**Supplied passage**
--

23 << 1 becomes 46

# What is left shift right shift and unsigned rght shift operator in Java

Carvia Tech | December 04, 2019 | 3 min read | 11 views

Integer in Java is of signed type 4 bytes (All Negative numbers are represented in 2’s complementary notation in Java),

Java provides both signed and unsigned bit shift operators to support signed and unsigned shift of bits.

## Left Shift Operator << (Signed)

It shifts the underlying bits of an integer to left by the given distance filling the right most bits with zero always, irrespective of the sign of the number.

Also, X = a << b means the same as X = a*2^b

00010111 << 1 becomes 00101110

The same thing happens for negative numbers which are represented in 2’s complementary notation, for example

-5 << 3 becomes -40

11111011 << 3 becomes 11011000

A left arithmetic shift by n is equivalent to multiplying by 2n (provided the value does not overflow)

## Right Shift Operator >> (Signed)

Right Shift Operator shifts the bits to right by specified amount maintaining the sign of underlying integer. It fills the left most bits with 0 if the number is positive otherwise with bit 1

For Positive Numbers,

92 >> 2 becomes 23

01011100 >> 2 becomes 00010111

For Negative Numbers,

-92 >> 2 becomes -23

10100100 >> 2 becomes 11101001

A right arithmetic shift by n of a two’s complement value is equivalent to dividing by 2n and rounding toward negative infinity

## Unsigned right shift Operator >>> (does not preserve the sign of Number i.e. does not preserve the 1st bit)

--

**Records excerpted from a collection**
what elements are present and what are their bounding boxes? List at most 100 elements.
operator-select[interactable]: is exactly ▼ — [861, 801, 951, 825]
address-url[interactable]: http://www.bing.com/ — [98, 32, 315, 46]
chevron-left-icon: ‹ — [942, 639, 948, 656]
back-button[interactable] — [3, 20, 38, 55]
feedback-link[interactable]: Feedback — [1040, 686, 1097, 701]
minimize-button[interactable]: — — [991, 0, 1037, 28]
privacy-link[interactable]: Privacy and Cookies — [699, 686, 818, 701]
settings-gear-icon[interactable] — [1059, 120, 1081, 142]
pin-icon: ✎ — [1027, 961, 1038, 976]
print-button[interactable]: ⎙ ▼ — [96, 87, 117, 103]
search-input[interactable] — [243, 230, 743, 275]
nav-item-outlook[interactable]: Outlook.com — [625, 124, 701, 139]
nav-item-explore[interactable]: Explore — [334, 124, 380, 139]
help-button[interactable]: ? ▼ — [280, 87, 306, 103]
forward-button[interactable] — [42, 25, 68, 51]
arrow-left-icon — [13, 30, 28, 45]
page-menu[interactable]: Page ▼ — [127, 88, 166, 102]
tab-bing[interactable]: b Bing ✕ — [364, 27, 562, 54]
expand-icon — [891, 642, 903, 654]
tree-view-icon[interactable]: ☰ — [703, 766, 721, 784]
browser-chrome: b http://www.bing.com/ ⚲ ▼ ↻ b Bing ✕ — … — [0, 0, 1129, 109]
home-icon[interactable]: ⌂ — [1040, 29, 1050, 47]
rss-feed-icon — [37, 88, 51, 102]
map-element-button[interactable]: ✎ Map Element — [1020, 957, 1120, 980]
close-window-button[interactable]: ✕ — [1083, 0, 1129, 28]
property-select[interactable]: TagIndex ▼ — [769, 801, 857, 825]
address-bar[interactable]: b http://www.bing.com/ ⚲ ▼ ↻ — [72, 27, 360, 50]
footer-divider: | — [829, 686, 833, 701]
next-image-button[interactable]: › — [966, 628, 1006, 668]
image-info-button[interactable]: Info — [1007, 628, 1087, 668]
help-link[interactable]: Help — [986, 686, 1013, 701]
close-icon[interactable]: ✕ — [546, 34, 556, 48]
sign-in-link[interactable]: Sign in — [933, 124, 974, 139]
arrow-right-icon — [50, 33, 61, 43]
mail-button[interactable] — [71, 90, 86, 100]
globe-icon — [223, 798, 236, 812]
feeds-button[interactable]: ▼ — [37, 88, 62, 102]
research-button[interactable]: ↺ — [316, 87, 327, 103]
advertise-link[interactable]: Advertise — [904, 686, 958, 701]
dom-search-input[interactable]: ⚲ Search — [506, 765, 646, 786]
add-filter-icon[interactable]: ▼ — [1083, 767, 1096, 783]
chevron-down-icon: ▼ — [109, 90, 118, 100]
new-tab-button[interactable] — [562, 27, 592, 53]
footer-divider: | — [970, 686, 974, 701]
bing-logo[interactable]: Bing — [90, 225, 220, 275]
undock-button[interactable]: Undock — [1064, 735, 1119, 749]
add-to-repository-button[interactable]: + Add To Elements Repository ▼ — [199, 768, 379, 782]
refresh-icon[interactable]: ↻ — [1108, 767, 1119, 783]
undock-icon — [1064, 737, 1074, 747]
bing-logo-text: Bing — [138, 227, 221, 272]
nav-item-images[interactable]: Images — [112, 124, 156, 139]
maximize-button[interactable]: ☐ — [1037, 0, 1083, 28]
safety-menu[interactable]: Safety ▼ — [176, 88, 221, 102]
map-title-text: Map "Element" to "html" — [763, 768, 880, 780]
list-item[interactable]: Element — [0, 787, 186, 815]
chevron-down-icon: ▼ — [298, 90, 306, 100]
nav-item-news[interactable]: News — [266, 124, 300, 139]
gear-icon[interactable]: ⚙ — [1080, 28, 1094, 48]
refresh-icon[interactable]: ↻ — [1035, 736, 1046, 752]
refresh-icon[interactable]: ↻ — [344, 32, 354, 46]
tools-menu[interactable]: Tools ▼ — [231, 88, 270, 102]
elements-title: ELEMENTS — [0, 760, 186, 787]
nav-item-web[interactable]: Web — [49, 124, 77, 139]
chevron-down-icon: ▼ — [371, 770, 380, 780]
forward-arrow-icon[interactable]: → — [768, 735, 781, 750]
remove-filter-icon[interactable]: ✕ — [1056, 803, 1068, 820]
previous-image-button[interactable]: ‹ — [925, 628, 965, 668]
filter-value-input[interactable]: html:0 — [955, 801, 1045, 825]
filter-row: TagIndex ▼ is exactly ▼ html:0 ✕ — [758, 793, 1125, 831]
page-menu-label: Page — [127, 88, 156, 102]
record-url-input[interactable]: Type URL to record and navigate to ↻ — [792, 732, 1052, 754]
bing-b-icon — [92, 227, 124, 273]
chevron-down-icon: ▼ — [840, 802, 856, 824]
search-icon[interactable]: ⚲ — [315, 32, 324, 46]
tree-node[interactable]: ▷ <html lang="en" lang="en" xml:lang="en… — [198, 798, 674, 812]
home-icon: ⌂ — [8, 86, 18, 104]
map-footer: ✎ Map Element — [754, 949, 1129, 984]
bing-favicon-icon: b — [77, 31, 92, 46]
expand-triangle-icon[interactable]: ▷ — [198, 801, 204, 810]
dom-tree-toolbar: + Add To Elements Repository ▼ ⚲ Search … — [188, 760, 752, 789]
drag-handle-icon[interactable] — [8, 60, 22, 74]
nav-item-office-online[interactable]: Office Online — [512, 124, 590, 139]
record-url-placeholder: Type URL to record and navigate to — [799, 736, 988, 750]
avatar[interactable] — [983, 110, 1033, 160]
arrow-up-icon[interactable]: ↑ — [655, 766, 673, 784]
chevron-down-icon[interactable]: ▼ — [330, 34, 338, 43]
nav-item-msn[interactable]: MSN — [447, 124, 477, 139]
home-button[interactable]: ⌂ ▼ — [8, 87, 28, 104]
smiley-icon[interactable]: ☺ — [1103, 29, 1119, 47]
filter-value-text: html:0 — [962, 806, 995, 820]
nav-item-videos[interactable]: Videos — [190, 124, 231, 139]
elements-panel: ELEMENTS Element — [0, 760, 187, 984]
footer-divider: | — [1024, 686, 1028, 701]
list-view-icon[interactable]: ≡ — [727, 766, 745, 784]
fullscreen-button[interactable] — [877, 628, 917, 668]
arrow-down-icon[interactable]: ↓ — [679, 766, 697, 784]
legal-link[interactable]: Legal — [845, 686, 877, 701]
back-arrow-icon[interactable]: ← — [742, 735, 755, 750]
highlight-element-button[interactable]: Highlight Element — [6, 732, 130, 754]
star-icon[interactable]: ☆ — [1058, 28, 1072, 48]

--

**Assigned task A**
Return the passage from the Java shift-operator article word for word, starting at "23 << 1 becomes" and ending at "Operator << (Signed)".
**Assigned task B**
According to the Java shift-operator article, what does the left shift operator fill the rightmost bits with?
**Assigned task C**
Condense the paragraph in the Java shift-operator article that begins "Right Shift Operator shifts the bits" into a short list that keeps its main facts.

**Problem solution A**
23 << 1 becomes 46

# What is left shift right shift and unsigned rght shift operator in Java

Carvia Tech | December 04, 2019 | 3 min read | 11 views

Integer in Java is of signed type 4 bytes (All Negative numbers are represented in 2’s complementary notation in Java),

Java provides both signed and unsigned bit shift operators to support signed and unsigned shift of bits.

## Left Shift Operator << (Signed)

**Problem solution B**
Zero, always, irrespective of the sign of the number.

**Problem solution C**
- Shifts the bits right by the specified amount.
- Maintains the sign of the underlying integer.
- Fills the leftmost bits with 0 if the number is positive, otherwise with 1.